**TASK TO CARRY OUT:**
Using the data beneath, show every line that includes the word "with".

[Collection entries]
┄┄┄┄┄┄

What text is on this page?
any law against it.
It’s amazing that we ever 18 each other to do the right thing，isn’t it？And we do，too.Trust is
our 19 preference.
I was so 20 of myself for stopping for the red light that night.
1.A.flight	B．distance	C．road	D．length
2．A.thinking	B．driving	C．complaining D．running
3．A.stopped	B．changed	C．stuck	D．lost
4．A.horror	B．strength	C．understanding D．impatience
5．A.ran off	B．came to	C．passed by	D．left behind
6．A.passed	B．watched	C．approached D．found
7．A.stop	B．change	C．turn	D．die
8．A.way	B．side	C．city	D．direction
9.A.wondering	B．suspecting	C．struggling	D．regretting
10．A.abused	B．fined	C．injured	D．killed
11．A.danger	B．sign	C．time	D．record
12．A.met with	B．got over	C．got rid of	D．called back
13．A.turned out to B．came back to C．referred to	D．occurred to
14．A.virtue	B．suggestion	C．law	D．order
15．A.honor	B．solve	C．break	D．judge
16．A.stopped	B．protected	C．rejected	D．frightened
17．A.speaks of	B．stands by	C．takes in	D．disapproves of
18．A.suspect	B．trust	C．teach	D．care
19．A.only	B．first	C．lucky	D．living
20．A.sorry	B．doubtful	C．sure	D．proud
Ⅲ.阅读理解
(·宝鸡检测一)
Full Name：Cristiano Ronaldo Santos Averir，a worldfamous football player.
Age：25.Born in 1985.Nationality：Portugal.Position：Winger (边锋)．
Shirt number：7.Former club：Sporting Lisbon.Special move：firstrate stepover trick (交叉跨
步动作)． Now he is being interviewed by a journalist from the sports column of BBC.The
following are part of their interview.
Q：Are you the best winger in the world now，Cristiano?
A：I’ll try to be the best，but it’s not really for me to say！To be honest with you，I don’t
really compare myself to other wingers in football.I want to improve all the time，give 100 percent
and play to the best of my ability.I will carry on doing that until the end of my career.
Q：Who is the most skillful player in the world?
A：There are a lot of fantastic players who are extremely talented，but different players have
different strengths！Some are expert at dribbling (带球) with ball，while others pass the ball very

┄┄┄┄┄┄

**EXERCISE SOLUTION:**
12．A.met with	B．got over	C．got rid of	D．called back
A：I’ll try to be the best，but it’s not really for me to say！To be honest with you，I don’t
different strengths！Some are expert at dribbling (带球) with ball，while others pass the ball very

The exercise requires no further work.